DO THIS:
Give back the full material, exactly as it reads.

>> START

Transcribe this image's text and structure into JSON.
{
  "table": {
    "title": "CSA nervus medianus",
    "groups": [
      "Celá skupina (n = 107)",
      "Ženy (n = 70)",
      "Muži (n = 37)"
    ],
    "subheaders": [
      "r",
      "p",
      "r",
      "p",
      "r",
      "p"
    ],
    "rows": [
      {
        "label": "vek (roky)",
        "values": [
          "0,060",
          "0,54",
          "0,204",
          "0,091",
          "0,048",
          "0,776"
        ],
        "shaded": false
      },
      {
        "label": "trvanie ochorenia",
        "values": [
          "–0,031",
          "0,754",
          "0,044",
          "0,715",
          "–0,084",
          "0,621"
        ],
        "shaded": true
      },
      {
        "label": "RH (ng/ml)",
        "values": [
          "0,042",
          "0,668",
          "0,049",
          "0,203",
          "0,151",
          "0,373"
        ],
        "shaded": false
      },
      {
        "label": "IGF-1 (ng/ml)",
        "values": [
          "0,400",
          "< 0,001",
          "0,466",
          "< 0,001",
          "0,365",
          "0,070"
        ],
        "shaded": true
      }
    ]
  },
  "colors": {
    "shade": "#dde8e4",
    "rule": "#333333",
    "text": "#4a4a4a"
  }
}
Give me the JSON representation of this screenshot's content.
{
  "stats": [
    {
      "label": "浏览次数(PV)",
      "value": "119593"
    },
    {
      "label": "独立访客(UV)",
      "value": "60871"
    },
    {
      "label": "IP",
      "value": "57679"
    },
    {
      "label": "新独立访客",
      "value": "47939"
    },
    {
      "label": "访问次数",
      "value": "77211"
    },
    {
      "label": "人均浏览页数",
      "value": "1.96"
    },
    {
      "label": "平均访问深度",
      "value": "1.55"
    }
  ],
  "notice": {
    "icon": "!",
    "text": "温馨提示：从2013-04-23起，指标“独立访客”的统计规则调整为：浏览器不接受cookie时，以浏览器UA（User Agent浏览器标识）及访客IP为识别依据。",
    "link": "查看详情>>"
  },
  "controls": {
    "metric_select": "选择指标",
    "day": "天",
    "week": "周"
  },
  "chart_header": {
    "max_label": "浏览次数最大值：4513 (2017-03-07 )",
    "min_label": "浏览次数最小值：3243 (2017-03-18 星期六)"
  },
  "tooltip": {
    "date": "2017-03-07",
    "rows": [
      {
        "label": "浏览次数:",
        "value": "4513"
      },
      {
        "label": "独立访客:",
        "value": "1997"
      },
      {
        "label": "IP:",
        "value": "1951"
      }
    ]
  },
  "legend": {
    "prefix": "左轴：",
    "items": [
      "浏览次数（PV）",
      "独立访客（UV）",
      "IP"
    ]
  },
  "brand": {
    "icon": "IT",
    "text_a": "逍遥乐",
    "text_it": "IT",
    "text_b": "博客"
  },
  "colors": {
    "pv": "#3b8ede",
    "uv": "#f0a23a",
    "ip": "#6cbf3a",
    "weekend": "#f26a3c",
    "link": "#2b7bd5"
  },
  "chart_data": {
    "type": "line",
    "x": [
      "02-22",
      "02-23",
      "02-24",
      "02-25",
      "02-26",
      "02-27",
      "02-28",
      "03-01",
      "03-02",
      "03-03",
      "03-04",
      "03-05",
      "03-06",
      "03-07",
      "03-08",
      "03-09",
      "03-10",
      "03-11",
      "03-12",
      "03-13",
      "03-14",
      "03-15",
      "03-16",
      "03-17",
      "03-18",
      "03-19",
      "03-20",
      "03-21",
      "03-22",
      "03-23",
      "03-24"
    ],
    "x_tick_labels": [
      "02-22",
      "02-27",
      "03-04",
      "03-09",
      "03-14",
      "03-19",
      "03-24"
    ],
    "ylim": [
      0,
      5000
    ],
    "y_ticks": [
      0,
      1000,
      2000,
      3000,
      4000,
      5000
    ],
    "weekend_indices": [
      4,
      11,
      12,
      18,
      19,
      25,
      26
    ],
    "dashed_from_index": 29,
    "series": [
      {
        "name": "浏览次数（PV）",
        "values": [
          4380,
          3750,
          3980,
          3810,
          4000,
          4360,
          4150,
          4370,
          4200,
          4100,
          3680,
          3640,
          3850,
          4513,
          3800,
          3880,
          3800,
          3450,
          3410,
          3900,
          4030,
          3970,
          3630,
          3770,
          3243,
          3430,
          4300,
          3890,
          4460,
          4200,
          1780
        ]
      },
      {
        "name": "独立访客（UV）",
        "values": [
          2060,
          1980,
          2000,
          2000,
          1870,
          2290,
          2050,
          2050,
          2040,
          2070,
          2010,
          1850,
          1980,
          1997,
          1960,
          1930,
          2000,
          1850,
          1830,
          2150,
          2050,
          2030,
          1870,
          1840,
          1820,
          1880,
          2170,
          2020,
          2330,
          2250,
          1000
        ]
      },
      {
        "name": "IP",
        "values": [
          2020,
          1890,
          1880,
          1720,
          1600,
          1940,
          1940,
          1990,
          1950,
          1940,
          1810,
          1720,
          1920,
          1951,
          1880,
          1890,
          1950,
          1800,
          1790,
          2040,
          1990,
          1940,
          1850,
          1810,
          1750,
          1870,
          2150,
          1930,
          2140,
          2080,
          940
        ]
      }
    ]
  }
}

>> END

RIGHT ANSWER:
Transcribe this image's text and structure into JSON.
{
  "table": {
    "title": "CSA nervus medianus",
    "groups": [
      "Celá skupina (n = 107)",
      "Ženy (n = 70)",
      "Muži (n = 37)"
    ],
    "subheaders": [
      "r",
      "p",
      "r",
      "p",
      "r",
      "p"
    ],
    "rows": [
      {
        "label": "vek (roky)",
        "values": [
          "0,060",
          "0,54",
          "0,204",
          "0,091",
          "0,048",
          "0,776"
        ],
        "shaded": false
      },
      {
        "label": "trvanie ochorenia",
        "values": [
          "–0,031",
          "0,754",
          "0,044",
          "0,715",
          "–0,084",
          "0,621"
        ],
        "shaded": true
      },
      {
        "label": "RH (ng/ml)",
        "values": [
          "0,042",
          "0,668",
          "0,049",
          "0,203",
          "0,151",
          "0,373"
        ],
        "shaded": false
      },
      {
        "label": "IGF-1 (ng/ml)",
        "values": [
          "0,400",
          "< 0,001",
          "0,466",
          "< 0,001",
          "0,365",
          "0,070"
        ],
        "shaded": true
      }
    ]
  },
  "colors": {
    "shade": "#dde8e4",
    "rule": "#333333",
    "text": "#4a4a4a"
  }
}
Give me the JSON representation of this screenshot's content.
{
  "stats": [
    {
      "label": "浏览次数(PV)",
      "value": "119593"
    },
    {
      "label": "独立访客(UV)",
      "value": "60871"
    },
    {
      "label": "IP",
      "value": "57679"
    },
    {
      "label": "新独立访客",
      "value": "47939"
    },
    {
      "label": "访问次数",
      "value": "77211"
    },
    {
      "label": "人均浏览页数",
      "value": "1.96"
    },
    {
      "label": "平均访问深度",
      "value": "1.55"
    }
  ],
  "notice": {
    "icon": "!",
    "text": "温馨提示：从2013-04-23起，指标“独立访客”的统计规则调整为：浏览器不接受cookie时，以浏览器UA（User Agent浏览器标识）及访客IP为识别依据。",
    "link": "查看详情>>"
  },
  "controls": {
    "metric_select": "选择指标",
    "day": "天",
    "week": "周"
  },
  "chart_header": {
    "max_label": "浏览次数最大值：4513 (2017-03-07 )",
    "min_label": "浏览次数最小值：3243 (2017-03-18 星期六)"
  },
  "tooltip": {
    "date": "2017-03-07",
    "rows": [
      {
        "label": "浏览次数:",
        "value": "4513"
      },
      {
        "label": "独立访客:",
        "value": "1997"
      },
      {
        "label": "IP:",
        "value": "1951"
      }
    ]
  },
  "legend": {
    "prefix": "左轴：",
    "items": [
      "浏览次数（PV）",
      "独立访客（UV）",
      "IP"
    ]
  },
  "brand": {
    "icon": "IT",
    "text_a": "逍遥乐",
    "text_it": "IT",
    "text_b": "博客"
  },
  "colors": {
    "pv": "#3b8ede",
    "uv": "#f0a23a",
    "ip": "#6cbf3a",
    "weekend": "#f26a3c",
    "link": "#2b7bd5"
  },
  "chart_data": {
    "type": "line",
    "x": [
      "02-22",
      "02-23",
      "02-24",
      "02-25",
      "02-26",
      "02-27",
      "02-28",
      "03-01",
      "03-02",
      "03-03",
      "03-04",
      "03-05",
      "03-06",
      "03-07",
      "03-08",
      "03-09",
      "03-10",
      "03-11",
      "03-12",
      "03-13",
      "03-14",
      "03-15",
      "03-16",
      "03-17",
      "03-18",
      "03-19",
      "03-20",
      "03-21",
      "03-22",
      "03-23",
      "03-24"
    ],
    "x_tick_labels": [
      "02-22",
      "02-27",
      "03-04",
      "03-09",
      "03-14",
      "03-19",
      "03-24"
    ],
    "ylim": [
      0,
      5000
    ],
    "y_ticks": [
      0,
      1000,
      2000,
      3000,
      4000,
      5000
    ],
    "weekend_indices": [
      4,
      11,
      12,
      18,
      19,
      25,
      26
    ],
    "dashed_from_index": 29,
    "series": [
      {
        "name": "浏览次数（PV）",
        "values": [
          4380,
          3750,
          3980,
          3810,
          4000,
          4360,
          4150,
          4370,
          4200,
          4100,
          3680,
          3640,
          3850,
          4513,
          3800,
          3880,
          3800,
          3450,
          3410,
          3900,
          4030,
          3970,
          3630,
          3770,
          3243,
          3430,
          4300,
          3890,
          4460,
          4200,
          1780
        ]
      },
      {
        "name": "独立访客（UV）",
        "values": [
          2060,
          1980,
          2000,
          2000,
          1870,
          2290,
          2050,
          2050,
          2040,
          2070,
          2010,
          1850,
          1980,
          1997,
          1960,
          1930,
          2000,
          1850,
          1830,
          2150,
          2050,
          2030,
          1870,
          1840,
          1820,
          1880,
          2170,
          2020,
          2330,
          2250,
          1000
        ]
      },
      {
        "name": "IP",
        "values": [
          2020,
          1890,
          1880,
          1720,
          1600,
          1940,
          1940,
          1990,
          1950,
          1940,
          1810,
          1720,
          1920,
          1951,
          1880,
          1890,
          1950,
          1800,
          1790,
          2040,
          1990,
          1940,
          1850,
          1810,
          1750,
          1870,
          2150,
          1930,
          2140,
          2080,
          940
        ]
      }
    ]
  }
}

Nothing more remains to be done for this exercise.